→ Exercise goal: All lines featuring the string "качественные" are to be listed.

→ Listing:
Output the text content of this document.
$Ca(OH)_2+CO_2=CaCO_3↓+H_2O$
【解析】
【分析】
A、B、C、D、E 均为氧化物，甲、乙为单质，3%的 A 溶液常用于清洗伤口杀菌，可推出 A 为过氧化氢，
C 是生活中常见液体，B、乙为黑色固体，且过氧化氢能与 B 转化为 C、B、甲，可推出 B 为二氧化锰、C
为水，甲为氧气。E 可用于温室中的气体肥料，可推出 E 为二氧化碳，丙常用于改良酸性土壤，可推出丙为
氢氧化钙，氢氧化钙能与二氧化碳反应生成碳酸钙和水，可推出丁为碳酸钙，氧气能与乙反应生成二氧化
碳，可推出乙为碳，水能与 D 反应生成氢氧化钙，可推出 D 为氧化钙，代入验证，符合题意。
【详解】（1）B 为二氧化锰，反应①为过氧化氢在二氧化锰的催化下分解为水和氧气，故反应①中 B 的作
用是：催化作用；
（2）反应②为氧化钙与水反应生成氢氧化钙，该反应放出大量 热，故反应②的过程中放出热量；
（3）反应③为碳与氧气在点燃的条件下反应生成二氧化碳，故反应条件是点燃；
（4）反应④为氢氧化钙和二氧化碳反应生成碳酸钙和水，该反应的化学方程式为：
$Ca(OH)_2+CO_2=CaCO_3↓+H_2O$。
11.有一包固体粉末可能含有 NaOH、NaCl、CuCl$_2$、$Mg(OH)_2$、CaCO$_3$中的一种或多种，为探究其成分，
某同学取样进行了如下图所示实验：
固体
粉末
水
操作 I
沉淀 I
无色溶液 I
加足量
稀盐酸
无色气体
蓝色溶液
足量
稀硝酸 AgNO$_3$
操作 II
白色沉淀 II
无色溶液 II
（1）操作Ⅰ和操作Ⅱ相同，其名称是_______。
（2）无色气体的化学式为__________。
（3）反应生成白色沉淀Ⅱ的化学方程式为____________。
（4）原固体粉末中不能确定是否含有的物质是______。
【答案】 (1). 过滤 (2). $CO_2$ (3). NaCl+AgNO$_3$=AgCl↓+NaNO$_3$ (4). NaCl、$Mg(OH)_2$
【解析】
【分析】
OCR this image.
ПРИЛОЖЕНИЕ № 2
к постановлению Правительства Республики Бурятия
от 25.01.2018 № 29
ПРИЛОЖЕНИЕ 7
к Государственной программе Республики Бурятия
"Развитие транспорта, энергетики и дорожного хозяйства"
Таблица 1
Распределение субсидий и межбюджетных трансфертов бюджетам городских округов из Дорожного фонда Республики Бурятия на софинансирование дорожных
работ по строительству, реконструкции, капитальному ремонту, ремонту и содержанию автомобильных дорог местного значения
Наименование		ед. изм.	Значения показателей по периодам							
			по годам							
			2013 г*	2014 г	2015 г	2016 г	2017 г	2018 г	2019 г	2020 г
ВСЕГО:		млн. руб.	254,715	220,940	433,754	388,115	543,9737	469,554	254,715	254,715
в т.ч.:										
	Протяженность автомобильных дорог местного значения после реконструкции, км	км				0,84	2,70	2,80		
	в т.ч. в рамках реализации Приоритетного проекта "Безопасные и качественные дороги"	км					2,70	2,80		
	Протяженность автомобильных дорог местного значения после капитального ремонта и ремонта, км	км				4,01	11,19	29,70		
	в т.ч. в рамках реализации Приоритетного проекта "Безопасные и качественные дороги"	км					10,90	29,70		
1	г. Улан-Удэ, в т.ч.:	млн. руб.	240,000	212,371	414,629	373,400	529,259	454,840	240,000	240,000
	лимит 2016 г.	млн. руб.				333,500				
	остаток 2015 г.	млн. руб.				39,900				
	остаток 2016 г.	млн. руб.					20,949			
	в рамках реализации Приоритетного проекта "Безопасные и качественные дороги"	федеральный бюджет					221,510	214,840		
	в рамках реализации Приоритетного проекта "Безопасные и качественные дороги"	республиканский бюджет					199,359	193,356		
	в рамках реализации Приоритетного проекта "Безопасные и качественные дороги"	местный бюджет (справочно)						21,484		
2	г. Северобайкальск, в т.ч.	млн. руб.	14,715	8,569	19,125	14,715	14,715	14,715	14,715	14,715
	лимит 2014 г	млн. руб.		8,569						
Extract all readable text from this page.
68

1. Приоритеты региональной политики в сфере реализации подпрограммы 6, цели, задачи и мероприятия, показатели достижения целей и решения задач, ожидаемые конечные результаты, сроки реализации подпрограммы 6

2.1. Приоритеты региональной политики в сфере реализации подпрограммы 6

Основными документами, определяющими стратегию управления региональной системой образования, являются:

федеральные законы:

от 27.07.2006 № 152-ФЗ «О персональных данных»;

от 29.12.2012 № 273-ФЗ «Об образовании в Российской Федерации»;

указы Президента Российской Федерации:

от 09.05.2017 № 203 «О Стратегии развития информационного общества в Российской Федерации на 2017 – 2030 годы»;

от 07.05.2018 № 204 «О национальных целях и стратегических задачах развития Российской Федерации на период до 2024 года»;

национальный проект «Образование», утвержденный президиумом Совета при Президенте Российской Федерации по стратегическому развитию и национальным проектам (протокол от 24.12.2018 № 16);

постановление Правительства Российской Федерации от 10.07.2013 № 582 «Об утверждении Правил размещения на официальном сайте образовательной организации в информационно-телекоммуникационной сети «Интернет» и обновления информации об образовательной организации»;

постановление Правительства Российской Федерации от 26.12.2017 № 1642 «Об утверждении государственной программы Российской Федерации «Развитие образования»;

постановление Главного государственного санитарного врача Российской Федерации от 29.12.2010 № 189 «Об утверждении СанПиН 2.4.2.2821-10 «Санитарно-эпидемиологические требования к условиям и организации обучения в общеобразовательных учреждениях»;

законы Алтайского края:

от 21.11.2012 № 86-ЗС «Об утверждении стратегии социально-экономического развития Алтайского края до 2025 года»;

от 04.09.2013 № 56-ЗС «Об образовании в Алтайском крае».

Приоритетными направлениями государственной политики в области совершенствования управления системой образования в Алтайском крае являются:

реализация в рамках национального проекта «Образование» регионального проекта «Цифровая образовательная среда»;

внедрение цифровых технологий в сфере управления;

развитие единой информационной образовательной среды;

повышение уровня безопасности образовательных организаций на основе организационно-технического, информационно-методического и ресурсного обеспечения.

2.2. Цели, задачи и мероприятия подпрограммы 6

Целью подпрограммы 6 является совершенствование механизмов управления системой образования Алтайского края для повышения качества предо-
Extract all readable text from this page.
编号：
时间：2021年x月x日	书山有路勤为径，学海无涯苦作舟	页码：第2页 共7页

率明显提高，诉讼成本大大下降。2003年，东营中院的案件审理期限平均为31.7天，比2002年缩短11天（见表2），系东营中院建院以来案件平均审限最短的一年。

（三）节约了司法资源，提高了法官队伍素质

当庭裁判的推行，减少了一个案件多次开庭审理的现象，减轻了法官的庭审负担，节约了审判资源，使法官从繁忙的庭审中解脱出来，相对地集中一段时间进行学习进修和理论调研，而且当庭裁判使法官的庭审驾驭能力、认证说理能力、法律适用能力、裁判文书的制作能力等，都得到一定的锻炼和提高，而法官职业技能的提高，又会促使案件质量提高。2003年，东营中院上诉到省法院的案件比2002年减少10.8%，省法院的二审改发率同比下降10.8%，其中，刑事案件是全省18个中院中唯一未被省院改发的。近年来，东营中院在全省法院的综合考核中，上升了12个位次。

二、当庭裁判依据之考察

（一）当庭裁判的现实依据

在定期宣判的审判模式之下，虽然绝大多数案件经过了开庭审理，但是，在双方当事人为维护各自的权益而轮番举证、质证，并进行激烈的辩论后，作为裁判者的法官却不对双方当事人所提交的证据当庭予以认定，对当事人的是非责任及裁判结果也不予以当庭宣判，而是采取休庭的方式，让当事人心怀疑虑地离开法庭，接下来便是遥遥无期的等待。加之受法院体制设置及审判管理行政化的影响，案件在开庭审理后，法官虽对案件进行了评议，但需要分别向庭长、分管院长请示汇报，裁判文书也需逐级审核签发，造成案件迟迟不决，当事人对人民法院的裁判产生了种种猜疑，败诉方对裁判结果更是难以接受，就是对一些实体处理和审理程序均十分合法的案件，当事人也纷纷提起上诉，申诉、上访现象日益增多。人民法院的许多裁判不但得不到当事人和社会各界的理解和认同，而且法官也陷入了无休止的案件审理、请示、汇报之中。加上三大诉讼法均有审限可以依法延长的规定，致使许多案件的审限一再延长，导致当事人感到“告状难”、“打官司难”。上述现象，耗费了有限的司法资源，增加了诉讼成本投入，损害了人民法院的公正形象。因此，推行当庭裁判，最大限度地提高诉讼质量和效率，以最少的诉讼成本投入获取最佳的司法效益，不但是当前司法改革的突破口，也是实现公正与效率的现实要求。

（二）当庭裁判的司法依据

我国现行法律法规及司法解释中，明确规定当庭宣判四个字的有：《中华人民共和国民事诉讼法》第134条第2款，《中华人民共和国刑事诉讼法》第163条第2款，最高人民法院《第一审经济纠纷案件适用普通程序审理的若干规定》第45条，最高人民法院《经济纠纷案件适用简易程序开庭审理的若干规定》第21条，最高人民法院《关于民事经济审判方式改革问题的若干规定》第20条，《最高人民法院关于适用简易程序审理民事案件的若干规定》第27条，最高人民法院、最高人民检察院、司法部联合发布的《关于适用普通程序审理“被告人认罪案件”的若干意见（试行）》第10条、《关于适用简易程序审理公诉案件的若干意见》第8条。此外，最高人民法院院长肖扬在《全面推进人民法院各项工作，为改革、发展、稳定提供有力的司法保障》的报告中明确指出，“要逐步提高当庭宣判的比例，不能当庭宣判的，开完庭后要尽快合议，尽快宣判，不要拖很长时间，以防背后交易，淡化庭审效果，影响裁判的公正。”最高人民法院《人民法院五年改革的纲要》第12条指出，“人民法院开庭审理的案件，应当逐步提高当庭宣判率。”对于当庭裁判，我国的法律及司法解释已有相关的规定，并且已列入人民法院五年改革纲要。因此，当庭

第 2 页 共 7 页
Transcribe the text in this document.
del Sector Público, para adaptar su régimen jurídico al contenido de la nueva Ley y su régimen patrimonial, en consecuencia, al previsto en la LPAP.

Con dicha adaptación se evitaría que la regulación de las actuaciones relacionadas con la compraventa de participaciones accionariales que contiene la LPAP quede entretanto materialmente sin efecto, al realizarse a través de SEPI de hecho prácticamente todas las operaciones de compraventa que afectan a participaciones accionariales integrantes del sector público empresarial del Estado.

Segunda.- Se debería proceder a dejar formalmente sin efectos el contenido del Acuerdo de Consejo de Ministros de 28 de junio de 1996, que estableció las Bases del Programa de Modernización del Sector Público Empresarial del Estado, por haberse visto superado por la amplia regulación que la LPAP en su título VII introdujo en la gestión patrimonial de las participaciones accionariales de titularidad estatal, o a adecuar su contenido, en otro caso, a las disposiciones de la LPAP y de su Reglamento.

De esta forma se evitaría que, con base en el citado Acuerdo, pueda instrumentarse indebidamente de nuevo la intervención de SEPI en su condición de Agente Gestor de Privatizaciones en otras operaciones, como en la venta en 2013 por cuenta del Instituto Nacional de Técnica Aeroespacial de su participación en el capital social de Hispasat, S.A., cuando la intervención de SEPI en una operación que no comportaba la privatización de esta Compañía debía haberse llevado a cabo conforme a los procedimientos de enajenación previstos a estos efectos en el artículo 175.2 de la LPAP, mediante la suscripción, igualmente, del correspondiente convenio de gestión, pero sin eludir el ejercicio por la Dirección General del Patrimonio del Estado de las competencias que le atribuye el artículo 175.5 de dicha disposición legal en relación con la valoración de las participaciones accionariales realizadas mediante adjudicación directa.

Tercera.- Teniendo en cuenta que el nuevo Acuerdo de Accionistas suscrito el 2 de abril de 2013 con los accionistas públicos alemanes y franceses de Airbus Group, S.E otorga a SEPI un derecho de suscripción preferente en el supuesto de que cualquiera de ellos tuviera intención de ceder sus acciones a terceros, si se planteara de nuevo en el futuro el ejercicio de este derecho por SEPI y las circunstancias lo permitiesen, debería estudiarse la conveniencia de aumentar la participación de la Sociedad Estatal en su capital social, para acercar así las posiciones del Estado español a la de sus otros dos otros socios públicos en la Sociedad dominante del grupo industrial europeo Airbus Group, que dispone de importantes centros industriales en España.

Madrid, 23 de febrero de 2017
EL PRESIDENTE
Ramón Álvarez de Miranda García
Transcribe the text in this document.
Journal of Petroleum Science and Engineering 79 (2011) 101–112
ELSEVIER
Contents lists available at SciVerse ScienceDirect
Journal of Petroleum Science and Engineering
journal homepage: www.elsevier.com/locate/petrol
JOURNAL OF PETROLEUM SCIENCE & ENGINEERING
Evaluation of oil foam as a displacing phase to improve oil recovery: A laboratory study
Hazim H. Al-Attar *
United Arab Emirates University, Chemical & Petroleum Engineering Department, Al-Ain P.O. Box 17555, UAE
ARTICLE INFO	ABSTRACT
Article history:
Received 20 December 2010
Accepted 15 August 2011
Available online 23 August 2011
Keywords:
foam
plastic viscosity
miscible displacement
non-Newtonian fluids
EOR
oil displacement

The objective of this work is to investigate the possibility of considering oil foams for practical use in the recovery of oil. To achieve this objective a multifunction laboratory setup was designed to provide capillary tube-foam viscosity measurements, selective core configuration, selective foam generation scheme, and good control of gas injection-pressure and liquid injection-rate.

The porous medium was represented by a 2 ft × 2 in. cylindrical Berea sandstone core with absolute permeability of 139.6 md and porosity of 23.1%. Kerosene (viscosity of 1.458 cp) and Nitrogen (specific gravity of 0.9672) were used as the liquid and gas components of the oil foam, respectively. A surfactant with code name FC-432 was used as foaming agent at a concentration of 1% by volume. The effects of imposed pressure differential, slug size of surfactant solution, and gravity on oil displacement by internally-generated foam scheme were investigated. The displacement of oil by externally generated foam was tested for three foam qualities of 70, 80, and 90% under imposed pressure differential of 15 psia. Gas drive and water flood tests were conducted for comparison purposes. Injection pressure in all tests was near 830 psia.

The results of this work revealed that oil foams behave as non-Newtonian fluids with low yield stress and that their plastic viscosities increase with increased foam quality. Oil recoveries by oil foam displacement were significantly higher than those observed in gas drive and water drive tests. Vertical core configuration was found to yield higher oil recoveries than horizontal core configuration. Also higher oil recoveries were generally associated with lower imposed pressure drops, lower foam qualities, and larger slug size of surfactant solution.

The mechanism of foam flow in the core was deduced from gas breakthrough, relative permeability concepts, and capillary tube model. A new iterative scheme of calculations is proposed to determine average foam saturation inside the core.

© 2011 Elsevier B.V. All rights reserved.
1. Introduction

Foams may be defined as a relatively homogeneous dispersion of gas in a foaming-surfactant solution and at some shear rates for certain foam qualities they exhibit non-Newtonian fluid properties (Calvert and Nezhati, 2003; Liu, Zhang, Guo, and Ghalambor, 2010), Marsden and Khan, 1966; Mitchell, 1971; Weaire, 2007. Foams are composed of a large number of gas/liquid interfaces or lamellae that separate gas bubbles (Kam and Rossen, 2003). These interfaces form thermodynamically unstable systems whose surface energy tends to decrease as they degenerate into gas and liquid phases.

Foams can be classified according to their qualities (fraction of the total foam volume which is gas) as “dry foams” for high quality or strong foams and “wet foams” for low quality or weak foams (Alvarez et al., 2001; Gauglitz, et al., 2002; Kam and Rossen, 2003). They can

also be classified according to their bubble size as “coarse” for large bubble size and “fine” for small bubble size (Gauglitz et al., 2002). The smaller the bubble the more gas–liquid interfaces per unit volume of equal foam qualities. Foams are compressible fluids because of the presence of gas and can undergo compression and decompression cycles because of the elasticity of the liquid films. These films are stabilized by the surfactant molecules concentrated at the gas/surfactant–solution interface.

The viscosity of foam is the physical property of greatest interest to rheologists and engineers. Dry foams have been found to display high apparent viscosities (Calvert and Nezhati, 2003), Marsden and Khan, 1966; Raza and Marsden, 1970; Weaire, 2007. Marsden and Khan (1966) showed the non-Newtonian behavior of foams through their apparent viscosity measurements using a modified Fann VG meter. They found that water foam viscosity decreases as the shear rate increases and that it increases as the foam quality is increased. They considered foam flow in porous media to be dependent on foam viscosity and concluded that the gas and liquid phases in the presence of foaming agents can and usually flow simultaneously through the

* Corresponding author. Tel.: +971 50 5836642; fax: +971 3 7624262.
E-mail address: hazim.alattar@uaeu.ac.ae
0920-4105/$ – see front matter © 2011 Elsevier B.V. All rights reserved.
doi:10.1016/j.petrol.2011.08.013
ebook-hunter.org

→ Exercise result:
	в т.ч. в рамках реализации Приоритетного проекта "Безопасные и качественные дороги"	км					2,70	2,80		
	в т.ч. в рамках реализации Приоритетного проекта "Безопасные и качественные дороги"	км					10,90	29,70		
	в рамках реализации Приоритетного проекта "Безопасные и качественные дороги"	федеральный бюджет					221,510	214,840		
	в рамках реализации Приоритетного проекта "Безопасные и качественные дороги"	республиканский бюджет					199,359	193,356		
	в рамках реализации Приоритетного проекта "Безопасные и качественные дороги"	местный бюджет (справочно)						21,484		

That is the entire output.